WHAT IS NEEDED:
Print the listing as it stands, omitting all images.

PROVIDED MATERIAL:
## BEGIN

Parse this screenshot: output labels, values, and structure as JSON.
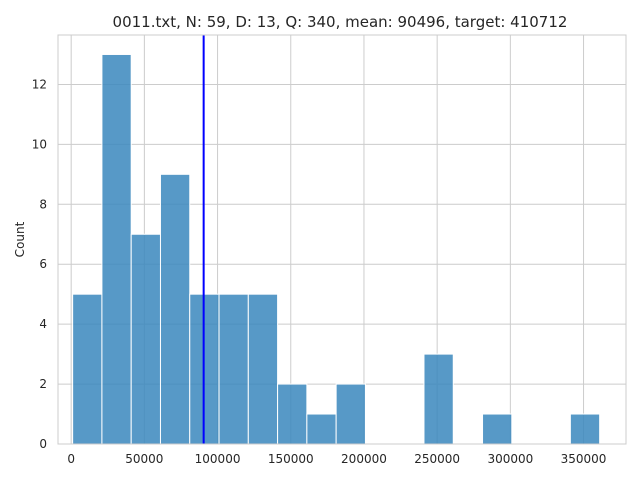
{
  "chart_data": {
    "type": "bar",
    "title": "0011.txt, N: 59, D: 13, Q: 340, mean: 90496, target: 410712",
    "xlabel": "",
    "ylabel": "Count",
    "xlim": [
      -9000,
      379000
    ],
    "ylim": [
      0,
      13.65
    ],
    "xticks": [
      0,
      50000,
      100000,
      150000,
      200000,
      250000,
      300000,
      350000
    ],
    "yticks": [
      0,
      2,
      4,
      6,
      8,
      10,
      12
    ],
    "grid": true,
    "bins": [
      {
        "x0": 1000,
        "x1": 21000,
        "count": 5
      },
      {
        "x0": 21000,
        "x1": 41000,
        "count": 13
      },
      {
        "x0": 41000,
        "x1": 61000,
        "count": 7
      },
      {
        "x0": 61000,
        "x1": 81000,
        "count": 9
      },
      {
        "x0": 81000,
        "x1": 101000,
        "count": 5
      },
      {
        "x0": 101000,
        "x1": 121000,
        "count": 5
      },
      {
        "x0": 121000,
        "x1": 141000,
        "count": 5
      },
      {
        "x0": 141000,
        "x1": 161000,
        "count": 2
      },
      {
        "x0": 161000,
        "x1": 181000,
        "count": 1
      },
      {
        "x0": 181000,
        "x1": 201000,
        "count": 2
      },
      {
        "x0": 201000,
        "x1": 221000,
        "count": 0
      },
      {
        "x0": 221000,
        "x1": 241000,
        "count": 0
      },
      {
        "x0": 241000,
        "x1": 261000,
        "count": 3
      },
      {
        "x0": 261000,
        "x1": 281000,
        "count": 0
      },
      {
        "x0": 281000,
        "x1": 301000,
        "count": 1
      },
      {
        "x0": 301000,
        "x1": 321000,
        "count": 0
      },
      {
        "x0": 321000,
        "x1": 341000,
        "count": 0
      },
      {
        "x0": 341000,
        "x1": 361000,
        "count": 1
      }
    ],
    "mean_line": {
      "x": 90496,
      "color": "#0000ff"
    },
    "bar_color": "#3a87bd"
  }
}
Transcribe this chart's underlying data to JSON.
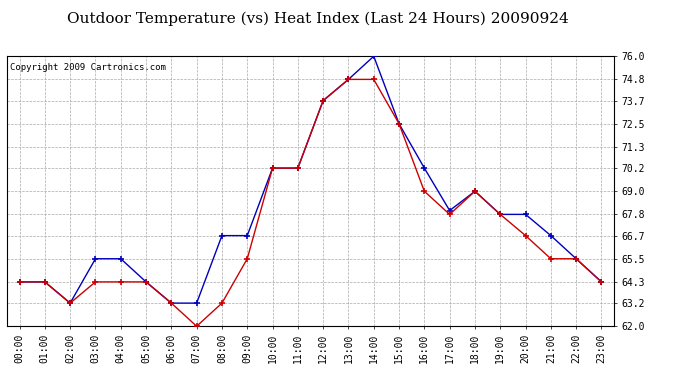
{
  "title": "Outdoor Temperature (vs) Heat Index (Last 24 Hours) 20090924",
  "copyright": "Copyright 2009 Cartronics.com",
  "x_labels": [
    "00:00",
    "01:00",
    "02:00",
    "03:00",
    "04:00",
    "05:00",
    "06:00",
    "07:00",
    "08:00",
    "09:00",
    "10:00",
    "11:00",
    "12:00",
    "13:00",
    "14:00",
    "15:00",
    "16:00",
    "17:00",
    "18:00",
    "19:00",
    "20:00",
    "21:00",
    "22:00",
    "23:00"
  ],
  "blue_data": [
    64.3,
    64.3,
    63.2,
    65.5,
    65.5,
    64.3,
    63.2,
    63.2,
    66.7,
    66.7,
    70.2,
    70.2,
    73.7,
    74.8,
    76.0,
    72.5,
    70.2,
    68.0,
    69.0,
    67.8,
    67.8,
    66.7,
    65.5,
    64.3
  ],
  "red_data": [
    64.3,
    64.3,
    63.2,
    64.3,
    64.3,
    64.3,
    63.2,
    62.0,
    63.2,
    65.5,
    70.2,
    70.2,
    73.7,
    74.8,
    74.8,
    72.5,
    69.0,
    67.8,
    69.0,
    67.8,
    66.7,
    65.5,
    65.5,
    64.3
  ],
  "ylim": [
    62.0,
    76.0
  ],
  "yticks": [
    62.0,
    63.2,
    64.3,
    65.5,
    66.7,
    67.8,
    69.0,
    70.2,
    71.3,
    72.5,
    73.7,
    74.8,
    76.0
  ],
  "blue_color": "#0000bb",
  "red_color": "#cc0000",
  "grid_color": "#aaaaaa",
  "bg_color": "#ffffff",
  "title_fontsize": 11,
  "copyright_fontsize": 6.5,
  "tick_fontsize": 7
}
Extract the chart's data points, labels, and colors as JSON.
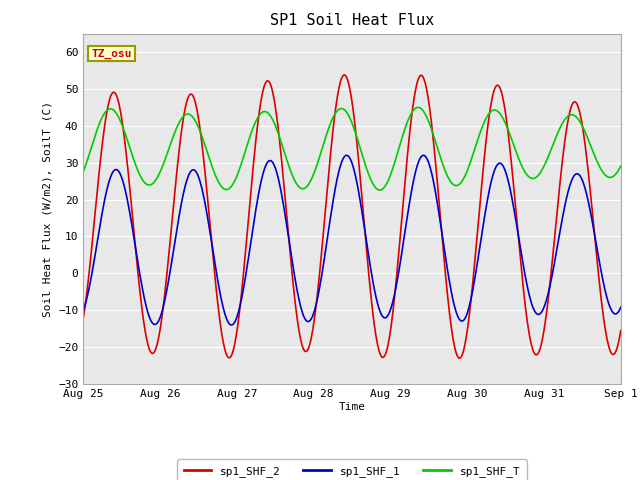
{
  "title": "SP1 Soil Heat Flux",
  "ylabel": "Soil Heat Flux (W/m2), SoilT (C)",
  "xlabel": "Time",
  "tz_label": "TZ_osu",
  "ylim": [
    -30,
    65
  ],
  "yticks": [
    -30,
    -20,
    -10,
    0,
    10,
    20,
    30,
    40,
    50,
    60
  ],
  "fig_bg": "#ffffff",
  "plot_bg": "#e8e8e8",
  "line_colors": {
    "sp1_SHF_2": "#dd0000",
    "sp1_SHF_1": "#0000cc",
    "sp1_SHF_T": "#00cc00"
  },
  "legend_labels": [
    "sp1_SHF_2",
    "sp1_SHF_1",
    "sp1_SHF_T"
  ],
  "xticklabels": [
    "Aug 25",
    "Aug 26",
    "Aug 27",
    "Aug 28",
    "Aug 29",
    "Aug 30",
    "Aug 31",
    "Sep 1"
  ],
  "shf2_peaks": [
    50.5,
    47,
    51,
    54,
    53.5,
    54,
    46.5
  ],
  "shf2_troughs": [
    -19,
    -22,
    -23,
    -21,
    -23,
    -23,
    -22
  ],
  "shf1_peaks": [
    29,
    27,
    29.5,
    32,
    32,
    32,
    27
  ],
  "shf1_troughs": [
    -12,
    -14,
    -14,
    -13,
    -12,
    -13,
    -11
  ],
  "shft_peaks": [
    45.5,
    43,
    43.5,
    44.5,
    45,
    45,
    43
  ],
  "shft_troughs": [
    23.5,
    24,
    22.5,
    23,
    22.5,
    24,
    26
  ],
  "shf2_phase": 0.4,
  "shf1_phase": 0.43,
  "shft_phase": 0.36
}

## END

RESULT OF THE TASK:
Parse this screenshot: output labels, values, and structure as JSON.
{
  "chart_data": {
    "type": "bar",
    "title": "0011.txt, N: 59, D: 13, Q: 340, mean: 90496, target: 410712",
    "xlabel": "",
    "ylabel": "Count",
    "xlim": [
      -9000,
      379000
    ],
    "ylim": [
      0,
      13.65
    ],
    "xticks": [
      0,
      50000,
      100000,
      150000,
      200000,
      250000,
      300000,
      350000
    ],
    "yticks": [
      0,
      2,
      4,
      6,
      8,
      10,
      12
    ],
    "grid": true,
    "bins": [
      {
        "x0": 1000,
        "x1": 21000,
        "count": 5
      },
      {
        "x0": 21000,
        "x1": 41000,
        "count": 13
      },
      {
        "x0": 41000,
        "x1": 61000,
        "count": 7
      },
      {
        "x0": 61000,
        "x1": 81000,
        "count": 9
      },
      {
        "x0": 81000,
        "x1": 101000,
        "count": 5
      },
      {
        "x0": 101000,
        "x1": 121000,
        "count": 5
      },
      {
        "x0": 121000,
        "x1": 141000,
        "count": 5
      },
      {
        "x0": 141000,
        "x1": 161000,
        "count": 2
      },
      {
        "x0": 161000,
        "x1": 181000,
        "count": 1
      },
      {
        "x0": 181000,
        "x1": 201000,
        "count": 2
      },
      {
        "x0": 201000,
        "x1": 221000,
        "count": 0
      },
      {
        "x0": 221000,
        "x1": 241000,
        "count": 0
      },
      {
        "x0": 241000,
        "x1": 261000,
        "count": 3
      },
      {
        "x0": 261000,
        "x1": 281000,
        "count": 0
      },
      {
        "x0": 281000,
        "x1": 301000,
        "count": 1
      },
      {
        "x0": 301000,
        "x1": 321000,
        "count": 0
      },
      {
        "x0": 321000,
        "x1": 341000,
        "count": 0
      },
      {
        "x0": 341000,
        "x1": 361000,
        "count": 1
      }
    ],
    "mean_line": {
      "x": 90496,
      "color": "#0000ff"
    },
    "bar_color": "#3a87bd"
  }
}
Transcribe this chart's underlying data to JSON.
{
  "title": "Outdoor Temperature (vs) Heat Index (Last 24 Hours) 20090924",
  "copyright": "Copyright 2009 Cartronics.com",
  "x_labels": [
    "00:00",
    "01:00",
    "02:00",
    "03:00",
    "04:00",
    "05:00",
    "06:00",
    "07:00",
    "08:00",
    "09:00",
    "10:00",
    "11:00",
    "12:00",
    "13:00",
    "14:00",
    "15:00",
    "16:00",
    "17:00",
    "18:00",
    "19:00",
    "20:00",
    "21:00",
    "22:00",
    "23:00"
  ],
  "blue_data": [
    64.3,
    64.3,
    63.2,
    65.5,
    65.5,
    64.3,
    63.2,
    63.2,
    66.7,
    66.7,
    70.2,
    70.2,
    73.7,
    74.8,
    76.0,
    72.5,
    70.2,
    68.0,
    69.0,
    67.8,
    67.8,
    66.7,
    65.5,
    64.3
  ],
  "red_data": [
    64.3,
    64.3,
    63.2,
    64.3,
    64.3,
    64.3,
    63.2,
    62.0,
    63.2,
    65.5,
    70.2,
    70.2,
    73.7,
    74.8,
    74.8,
    72.5,
    69.0,
    67.8,
    69.0,
    67.8,
    66.7,
    65.5,
    65.5,
    64.3
  ],
  "ylim": [
    62.0,
    76.0
  ],
  "yticks": [
    62.0,
    63.2,
    64.3,
    65.5,
    66.7,
    67.8,
    69.0,
    70.2,
    71.3,
    72.5,
    73.7,
    74.8,
    76.0
  ],
  "blue_color": "#0000bb",
  "red_color": "#cc0000",
  "grid_color": "#aaaaaa",
  "bg_color": "#ffffff",
  "title_fontsize": 11,
  "copyright_fontsize": 6.5,
  "tick_fontsize": 7
}
Extract the chart's data points, labels, and colors as JSON.
{
  "title": "SP1 Soil Heat Flux",
  "ylabel": "Soil Heat Flux (W/m2), SoilT (C)",
  "xlabel": "Time",
  "tz_label": "TZ_osu",
  "ylim": [
    -30,
    65
  ],
  "yticks": [
    -30,
    -20,
    -10,
    0,
    10,
    20,
    30,
    40,
    50,
    60
  ],
  "fig_bg": "#ffffff",
  "plot_bg": "#e8e8e8",
  "line_colors": {
    "sp1_SHF_2": "#dd0000",
    "sp1_SHF_1": "#0000cc",
    "sp1_SHF_T": "#00cc00"
  },
  "legend_labels": [
    "sp1_SHF_2",
    "sp1_SHF_1",
    "sp1_SHF_T"
  ],
  "xticklabels": [
    "Aug 25",
    "Aug 26",
    "Aug 27",
    "Aug 28",
    "Aug 29",
    "Aug 30",
    "Aug 31",
    "Sep 1"
  ],
  "shf2_peaks": [
    50.5,
    47,
    51,
    54,
    53.5,
    54,
    46.5
  ],
  "shf2_troughs": [
    -19,
    -22,
    -23,
    -21,
    -23,
    -23,
    -22
  ],
  "shf1_peaks": [
    29,
    27,
    29.5,
    32,
    32,
    32,
    27
  ],
  "shf1_troughs": [
    -12,
    -14,
    -14,
    -13,
    -12,
    -13,
    -11
  ],
  "shft_peaks": [
    45.5,
    43,
    43.5,
    44.5,
    45,
    45,
    43
  ],
  "shft_troughs": [
    23.5,
    24,
    22.5,
    23,
    22.5,
    24,
    26
  ],
  "shf2_phase": 0.4,
  "shf1_phase": 0.43,
  "shft_phase": 0.36
}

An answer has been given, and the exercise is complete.